_TEXT SHOWN_
────────────────────

Quelling the People
- Front cover of Quelling the People
- Author: Timothy Brook
- Language: English
- Genre: History
- Publisher: Oxford University Press, Lester Publishing, Stanford University Press
- Publication date: 1992, 1 December 1998
- Publication place: United States
- Media type: Print (hardback, paperback)
- Pages: 292
- ISBN: 0-8047-3638-3 (paper)

= Quelling the People =

Book by Timothy Brook

Quelling the People: The Military Suppression of the Beijing Democracy Movement is a history book which investigates the conflict between the Chinese democracy movement in Beijing and the communist-controlled People's Liberation Army, culminating in the 1989 Tiananmen Square protests and massacre in Beijing.

The book is written by Timothy Brook, a Canadian historian who specializes in the study of China.

==Synopsis==
Quelling the People investigates the conflict between the Chinese democracy movement in Beijing, China and the Communist Party-controlled People's Liberation Army. The democracy movement began during the Beijing Spring in 1978 and the conflict culminated in a mass confrontation between the citizens of Beijing and the People's Liberation Army at Tiananmen Square in June 1989. The immediate conflict at Tiananmen Square was brought to an end by the People's Liberation Army which used force, causing the death of hundreds of civilians. The massacre was followed by a "media silence" and the suppression of the democracy movement.

────────────────────

_EXTRACTED MATERIAL_

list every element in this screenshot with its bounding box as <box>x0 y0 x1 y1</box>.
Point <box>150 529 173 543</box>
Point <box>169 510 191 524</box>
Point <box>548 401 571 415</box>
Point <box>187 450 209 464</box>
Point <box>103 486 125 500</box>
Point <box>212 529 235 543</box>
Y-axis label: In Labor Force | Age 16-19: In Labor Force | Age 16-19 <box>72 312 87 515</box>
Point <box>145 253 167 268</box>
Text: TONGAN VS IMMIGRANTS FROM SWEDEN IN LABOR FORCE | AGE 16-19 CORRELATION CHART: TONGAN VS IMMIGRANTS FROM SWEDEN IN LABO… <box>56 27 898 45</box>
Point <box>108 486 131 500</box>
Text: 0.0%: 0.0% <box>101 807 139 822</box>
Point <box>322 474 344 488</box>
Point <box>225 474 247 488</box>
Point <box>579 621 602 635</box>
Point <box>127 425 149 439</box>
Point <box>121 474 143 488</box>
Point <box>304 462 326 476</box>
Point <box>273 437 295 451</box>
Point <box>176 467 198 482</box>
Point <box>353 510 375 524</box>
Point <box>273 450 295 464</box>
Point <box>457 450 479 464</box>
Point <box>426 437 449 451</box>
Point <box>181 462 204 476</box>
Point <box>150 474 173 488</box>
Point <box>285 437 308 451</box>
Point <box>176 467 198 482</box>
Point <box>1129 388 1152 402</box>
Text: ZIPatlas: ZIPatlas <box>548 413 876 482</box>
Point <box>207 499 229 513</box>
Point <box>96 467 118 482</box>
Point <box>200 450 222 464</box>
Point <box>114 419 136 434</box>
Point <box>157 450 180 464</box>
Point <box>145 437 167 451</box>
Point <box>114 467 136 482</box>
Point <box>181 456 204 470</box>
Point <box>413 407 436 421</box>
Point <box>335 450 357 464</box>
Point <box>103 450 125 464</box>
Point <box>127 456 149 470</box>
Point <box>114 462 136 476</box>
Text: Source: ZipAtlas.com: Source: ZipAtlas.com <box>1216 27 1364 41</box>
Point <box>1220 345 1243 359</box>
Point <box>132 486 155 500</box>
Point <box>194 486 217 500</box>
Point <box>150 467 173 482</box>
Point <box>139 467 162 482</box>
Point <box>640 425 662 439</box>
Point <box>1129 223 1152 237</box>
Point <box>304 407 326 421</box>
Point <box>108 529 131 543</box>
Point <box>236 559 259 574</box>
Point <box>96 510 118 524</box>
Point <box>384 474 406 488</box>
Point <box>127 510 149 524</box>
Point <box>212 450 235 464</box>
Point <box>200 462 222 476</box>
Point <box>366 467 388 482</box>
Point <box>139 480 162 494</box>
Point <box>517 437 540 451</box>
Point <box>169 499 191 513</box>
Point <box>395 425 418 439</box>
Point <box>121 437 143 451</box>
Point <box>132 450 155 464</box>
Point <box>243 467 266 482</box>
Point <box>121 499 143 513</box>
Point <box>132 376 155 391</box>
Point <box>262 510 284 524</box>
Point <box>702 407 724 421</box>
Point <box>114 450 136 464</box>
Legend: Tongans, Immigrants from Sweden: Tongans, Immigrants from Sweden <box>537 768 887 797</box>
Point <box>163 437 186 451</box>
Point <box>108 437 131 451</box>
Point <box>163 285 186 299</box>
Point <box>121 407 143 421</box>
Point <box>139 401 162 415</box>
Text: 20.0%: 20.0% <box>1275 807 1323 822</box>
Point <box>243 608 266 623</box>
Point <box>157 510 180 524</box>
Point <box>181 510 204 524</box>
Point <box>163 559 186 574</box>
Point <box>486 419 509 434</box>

────────────────────

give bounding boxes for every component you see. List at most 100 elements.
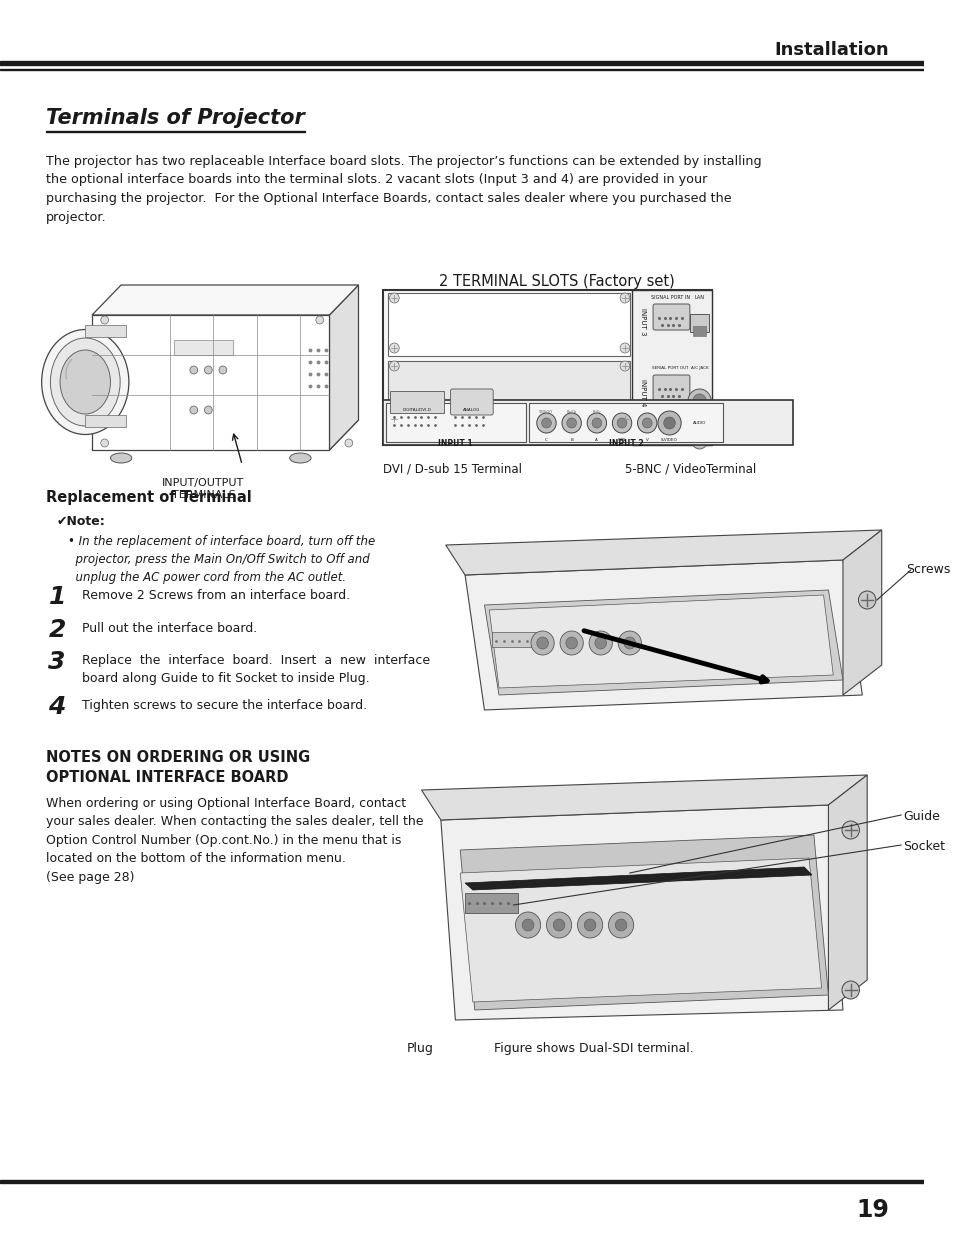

────────────────────

_REQUIRED ACTIONS_
1/ In the page on Quelling the People, reproduce the passage from "Quelling the People: The" to "study of China.".
2/ Answer from the page on Quelling the People:
(a) How many pages does the book have?
(b) During what event and in what year did the democracy movement begin?
(c) What nationality is Timothy Brook?

_ANSWERS FOR THE TASKS_
1/
Quelling the People: The Military Suppression of the Beijing Democracy Movement is a history book which investigates the conflict between the Chinese democracy movement in Beijing and the communist-controlled People's Liberation Army, culminating in the 1989 Tiananmen Square protests and massacre in Beijing.

The book is written by Timothy Brook, a Canadian historian who specializes in the study of China.

2/
(a) 292
(b) The Beijing Spring, in 1978
(c) Canadian